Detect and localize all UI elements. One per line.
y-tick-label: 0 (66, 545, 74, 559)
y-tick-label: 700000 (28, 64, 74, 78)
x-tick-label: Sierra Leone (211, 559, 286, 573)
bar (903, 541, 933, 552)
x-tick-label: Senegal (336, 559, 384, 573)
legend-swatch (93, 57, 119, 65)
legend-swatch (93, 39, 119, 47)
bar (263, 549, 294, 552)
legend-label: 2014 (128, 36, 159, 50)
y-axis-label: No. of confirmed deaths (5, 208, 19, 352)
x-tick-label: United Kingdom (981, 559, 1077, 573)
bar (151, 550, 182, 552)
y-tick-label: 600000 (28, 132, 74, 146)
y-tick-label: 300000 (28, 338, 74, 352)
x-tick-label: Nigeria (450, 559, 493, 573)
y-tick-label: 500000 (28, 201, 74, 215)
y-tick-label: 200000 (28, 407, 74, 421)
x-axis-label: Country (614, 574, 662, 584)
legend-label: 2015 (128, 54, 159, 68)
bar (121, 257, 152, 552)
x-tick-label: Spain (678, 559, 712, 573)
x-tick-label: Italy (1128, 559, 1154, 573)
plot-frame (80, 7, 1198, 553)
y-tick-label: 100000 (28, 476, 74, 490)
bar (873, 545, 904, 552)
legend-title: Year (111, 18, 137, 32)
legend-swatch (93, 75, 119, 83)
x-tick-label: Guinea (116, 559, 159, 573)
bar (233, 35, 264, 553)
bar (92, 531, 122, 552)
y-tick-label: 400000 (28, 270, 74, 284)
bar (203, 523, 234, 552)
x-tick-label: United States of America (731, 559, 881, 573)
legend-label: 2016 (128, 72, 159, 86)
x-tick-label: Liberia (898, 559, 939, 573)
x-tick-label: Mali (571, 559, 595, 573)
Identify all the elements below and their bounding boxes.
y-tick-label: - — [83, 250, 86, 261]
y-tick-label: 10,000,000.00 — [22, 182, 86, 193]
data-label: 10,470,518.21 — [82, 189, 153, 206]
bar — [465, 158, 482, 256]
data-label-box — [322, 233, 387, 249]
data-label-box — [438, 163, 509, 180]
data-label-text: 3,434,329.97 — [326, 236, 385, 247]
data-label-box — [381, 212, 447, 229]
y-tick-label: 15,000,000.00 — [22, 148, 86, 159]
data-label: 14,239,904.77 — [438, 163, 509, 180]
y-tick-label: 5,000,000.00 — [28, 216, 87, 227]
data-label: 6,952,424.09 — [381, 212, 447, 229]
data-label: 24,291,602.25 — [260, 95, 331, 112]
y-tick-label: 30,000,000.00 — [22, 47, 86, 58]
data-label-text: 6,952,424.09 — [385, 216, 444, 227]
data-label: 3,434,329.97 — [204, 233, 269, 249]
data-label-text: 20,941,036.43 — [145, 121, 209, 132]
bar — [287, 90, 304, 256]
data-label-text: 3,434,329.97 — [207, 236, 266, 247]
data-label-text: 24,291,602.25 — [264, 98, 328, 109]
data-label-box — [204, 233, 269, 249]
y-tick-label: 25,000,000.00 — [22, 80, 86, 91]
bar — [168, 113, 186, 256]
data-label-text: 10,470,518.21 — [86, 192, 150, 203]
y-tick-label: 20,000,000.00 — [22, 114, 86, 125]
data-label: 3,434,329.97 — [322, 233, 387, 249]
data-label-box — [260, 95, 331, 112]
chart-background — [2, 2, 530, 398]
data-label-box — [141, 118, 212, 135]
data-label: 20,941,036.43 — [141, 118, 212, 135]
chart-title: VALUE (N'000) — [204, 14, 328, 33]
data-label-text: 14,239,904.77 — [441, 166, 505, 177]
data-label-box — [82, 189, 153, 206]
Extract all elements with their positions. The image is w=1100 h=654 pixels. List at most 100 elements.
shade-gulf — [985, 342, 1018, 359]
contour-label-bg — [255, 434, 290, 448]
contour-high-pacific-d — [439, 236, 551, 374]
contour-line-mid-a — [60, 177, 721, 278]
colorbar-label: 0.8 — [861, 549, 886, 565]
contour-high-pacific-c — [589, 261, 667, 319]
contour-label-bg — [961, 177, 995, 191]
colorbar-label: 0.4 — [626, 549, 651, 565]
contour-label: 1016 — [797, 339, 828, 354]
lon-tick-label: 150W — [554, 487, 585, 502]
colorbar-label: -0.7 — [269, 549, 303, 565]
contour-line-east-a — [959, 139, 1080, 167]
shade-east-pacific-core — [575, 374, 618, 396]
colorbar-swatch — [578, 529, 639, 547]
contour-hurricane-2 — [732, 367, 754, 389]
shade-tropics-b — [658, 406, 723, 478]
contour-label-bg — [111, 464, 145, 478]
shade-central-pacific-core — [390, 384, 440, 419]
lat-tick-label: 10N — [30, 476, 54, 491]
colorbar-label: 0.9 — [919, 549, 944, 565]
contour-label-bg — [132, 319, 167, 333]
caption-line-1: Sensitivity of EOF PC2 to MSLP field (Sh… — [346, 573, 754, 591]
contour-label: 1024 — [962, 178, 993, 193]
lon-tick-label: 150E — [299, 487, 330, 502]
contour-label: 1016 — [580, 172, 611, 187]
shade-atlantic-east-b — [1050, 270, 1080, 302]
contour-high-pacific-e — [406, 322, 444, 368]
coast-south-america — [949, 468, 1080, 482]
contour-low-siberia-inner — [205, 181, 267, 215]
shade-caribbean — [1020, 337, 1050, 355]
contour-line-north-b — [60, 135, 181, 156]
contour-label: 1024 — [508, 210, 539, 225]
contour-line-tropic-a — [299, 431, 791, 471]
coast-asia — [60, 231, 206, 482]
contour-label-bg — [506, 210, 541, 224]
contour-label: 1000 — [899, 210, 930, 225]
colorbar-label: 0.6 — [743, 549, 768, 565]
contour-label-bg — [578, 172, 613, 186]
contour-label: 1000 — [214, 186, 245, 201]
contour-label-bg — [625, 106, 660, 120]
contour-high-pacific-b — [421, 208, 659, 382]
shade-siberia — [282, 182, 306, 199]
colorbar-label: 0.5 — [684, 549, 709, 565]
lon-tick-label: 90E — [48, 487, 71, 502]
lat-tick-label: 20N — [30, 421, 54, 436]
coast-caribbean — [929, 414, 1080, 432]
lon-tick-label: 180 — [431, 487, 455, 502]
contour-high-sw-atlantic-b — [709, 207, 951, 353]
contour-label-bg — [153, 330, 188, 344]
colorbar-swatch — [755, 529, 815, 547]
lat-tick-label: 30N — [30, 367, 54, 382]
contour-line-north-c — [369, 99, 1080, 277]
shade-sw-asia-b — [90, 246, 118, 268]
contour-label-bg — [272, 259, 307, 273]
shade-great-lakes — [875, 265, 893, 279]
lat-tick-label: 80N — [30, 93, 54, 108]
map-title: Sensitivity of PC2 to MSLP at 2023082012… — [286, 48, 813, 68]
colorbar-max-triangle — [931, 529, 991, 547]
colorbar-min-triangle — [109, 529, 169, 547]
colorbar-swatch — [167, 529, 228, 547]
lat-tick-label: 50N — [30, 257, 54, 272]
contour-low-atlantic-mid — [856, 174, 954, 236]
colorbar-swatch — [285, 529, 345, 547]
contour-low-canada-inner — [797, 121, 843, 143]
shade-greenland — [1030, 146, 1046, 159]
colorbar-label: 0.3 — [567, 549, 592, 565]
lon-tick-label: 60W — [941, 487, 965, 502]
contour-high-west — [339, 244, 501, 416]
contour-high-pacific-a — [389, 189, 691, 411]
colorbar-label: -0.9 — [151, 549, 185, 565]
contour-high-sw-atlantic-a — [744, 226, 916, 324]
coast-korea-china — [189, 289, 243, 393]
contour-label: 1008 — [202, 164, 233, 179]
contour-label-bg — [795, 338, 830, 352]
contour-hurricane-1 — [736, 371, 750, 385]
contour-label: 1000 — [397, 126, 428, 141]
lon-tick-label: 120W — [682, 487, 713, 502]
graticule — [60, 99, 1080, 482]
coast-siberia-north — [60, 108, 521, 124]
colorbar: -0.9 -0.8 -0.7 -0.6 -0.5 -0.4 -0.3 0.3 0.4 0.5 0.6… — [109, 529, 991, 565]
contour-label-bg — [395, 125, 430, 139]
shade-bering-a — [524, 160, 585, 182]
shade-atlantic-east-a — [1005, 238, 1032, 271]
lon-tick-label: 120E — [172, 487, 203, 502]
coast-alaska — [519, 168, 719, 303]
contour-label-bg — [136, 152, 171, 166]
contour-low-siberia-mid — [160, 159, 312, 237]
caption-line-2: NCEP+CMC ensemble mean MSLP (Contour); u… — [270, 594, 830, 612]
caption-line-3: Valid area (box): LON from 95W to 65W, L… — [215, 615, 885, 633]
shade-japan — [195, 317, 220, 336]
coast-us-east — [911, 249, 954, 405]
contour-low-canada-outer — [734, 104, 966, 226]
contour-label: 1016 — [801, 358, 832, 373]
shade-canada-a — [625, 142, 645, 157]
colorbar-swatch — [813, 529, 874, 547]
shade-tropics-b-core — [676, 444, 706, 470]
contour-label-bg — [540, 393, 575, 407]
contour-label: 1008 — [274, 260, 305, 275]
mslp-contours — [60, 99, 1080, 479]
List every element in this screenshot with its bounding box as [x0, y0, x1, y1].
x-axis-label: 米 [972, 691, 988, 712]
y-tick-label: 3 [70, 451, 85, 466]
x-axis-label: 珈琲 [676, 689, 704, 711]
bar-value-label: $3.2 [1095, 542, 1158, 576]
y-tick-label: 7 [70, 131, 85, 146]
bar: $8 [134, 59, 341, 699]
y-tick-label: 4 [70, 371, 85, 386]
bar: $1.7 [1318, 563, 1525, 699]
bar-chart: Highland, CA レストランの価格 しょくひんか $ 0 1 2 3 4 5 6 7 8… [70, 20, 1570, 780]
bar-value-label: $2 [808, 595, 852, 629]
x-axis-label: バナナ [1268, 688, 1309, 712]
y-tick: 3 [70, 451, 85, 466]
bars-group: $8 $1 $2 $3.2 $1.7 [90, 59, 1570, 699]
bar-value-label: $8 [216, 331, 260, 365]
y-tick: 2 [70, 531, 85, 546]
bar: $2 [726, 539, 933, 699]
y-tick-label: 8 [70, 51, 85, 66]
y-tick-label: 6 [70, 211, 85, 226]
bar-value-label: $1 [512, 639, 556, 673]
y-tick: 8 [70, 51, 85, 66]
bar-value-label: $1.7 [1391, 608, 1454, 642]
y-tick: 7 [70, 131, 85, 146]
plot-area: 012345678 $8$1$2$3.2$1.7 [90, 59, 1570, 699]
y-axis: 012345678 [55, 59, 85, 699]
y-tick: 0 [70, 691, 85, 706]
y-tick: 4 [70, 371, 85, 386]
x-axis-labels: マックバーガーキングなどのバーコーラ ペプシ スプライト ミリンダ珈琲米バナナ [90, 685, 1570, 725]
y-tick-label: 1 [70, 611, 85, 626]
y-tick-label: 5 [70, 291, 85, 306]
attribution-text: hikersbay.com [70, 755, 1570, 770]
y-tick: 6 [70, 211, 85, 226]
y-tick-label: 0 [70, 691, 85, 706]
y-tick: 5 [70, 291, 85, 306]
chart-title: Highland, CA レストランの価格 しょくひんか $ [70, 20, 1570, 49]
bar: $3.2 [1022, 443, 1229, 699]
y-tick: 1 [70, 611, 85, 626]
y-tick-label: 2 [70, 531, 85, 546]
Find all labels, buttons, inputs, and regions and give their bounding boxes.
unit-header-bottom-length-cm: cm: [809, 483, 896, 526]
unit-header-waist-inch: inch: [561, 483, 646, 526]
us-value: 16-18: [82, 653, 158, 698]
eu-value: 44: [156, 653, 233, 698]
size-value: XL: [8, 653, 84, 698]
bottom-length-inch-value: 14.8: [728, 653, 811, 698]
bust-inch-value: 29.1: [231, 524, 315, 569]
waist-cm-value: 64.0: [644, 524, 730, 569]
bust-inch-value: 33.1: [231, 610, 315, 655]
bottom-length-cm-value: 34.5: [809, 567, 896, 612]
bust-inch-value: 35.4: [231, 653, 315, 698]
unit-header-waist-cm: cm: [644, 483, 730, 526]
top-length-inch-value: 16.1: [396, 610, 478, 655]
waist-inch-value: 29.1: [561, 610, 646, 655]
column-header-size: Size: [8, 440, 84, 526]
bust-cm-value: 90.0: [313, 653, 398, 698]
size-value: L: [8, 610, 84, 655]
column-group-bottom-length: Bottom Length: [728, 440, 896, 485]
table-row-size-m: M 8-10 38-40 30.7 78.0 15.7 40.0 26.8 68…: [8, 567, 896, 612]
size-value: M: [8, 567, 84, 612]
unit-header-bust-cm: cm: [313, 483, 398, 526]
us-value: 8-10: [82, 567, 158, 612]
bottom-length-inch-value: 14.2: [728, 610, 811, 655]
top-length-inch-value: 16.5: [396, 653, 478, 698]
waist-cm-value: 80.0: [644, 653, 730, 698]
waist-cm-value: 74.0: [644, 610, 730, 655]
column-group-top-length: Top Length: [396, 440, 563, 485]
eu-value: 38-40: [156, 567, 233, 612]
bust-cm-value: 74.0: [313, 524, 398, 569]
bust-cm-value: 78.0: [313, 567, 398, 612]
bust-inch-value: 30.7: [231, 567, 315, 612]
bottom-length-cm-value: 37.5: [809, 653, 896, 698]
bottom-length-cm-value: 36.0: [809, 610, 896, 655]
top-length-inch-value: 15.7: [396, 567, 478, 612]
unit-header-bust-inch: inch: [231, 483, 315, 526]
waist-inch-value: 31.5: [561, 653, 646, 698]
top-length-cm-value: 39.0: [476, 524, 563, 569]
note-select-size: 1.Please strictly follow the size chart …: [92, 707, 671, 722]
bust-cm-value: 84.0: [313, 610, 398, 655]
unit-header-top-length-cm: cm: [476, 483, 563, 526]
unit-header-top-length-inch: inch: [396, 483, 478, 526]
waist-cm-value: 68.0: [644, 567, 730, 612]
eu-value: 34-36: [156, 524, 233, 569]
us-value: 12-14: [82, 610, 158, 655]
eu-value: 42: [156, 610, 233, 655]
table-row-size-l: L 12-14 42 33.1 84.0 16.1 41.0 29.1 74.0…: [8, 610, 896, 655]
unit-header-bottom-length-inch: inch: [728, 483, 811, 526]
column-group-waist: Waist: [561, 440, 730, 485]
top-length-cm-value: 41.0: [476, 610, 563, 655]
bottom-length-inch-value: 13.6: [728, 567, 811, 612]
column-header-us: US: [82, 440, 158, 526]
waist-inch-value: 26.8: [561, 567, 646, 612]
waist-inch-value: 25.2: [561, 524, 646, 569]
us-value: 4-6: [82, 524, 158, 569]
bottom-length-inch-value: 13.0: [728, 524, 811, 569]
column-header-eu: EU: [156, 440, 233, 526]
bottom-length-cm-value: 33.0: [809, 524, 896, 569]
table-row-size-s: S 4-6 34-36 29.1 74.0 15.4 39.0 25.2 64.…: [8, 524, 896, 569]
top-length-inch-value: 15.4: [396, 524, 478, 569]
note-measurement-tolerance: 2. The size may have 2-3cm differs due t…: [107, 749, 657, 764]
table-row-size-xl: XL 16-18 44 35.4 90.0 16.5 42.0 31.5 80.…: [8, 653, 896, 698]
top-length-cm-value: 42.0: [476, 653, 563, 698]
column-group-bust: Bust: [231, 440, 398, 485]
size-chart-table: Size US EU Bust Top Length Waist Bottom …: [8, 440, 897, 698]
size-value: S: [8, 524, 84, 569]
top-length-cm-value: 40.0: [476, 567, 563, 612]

Aim of the exercise —
Count the lines in the material above that contain the string "United", matching case exactly. Reply with the number alone.

Exercise result —
2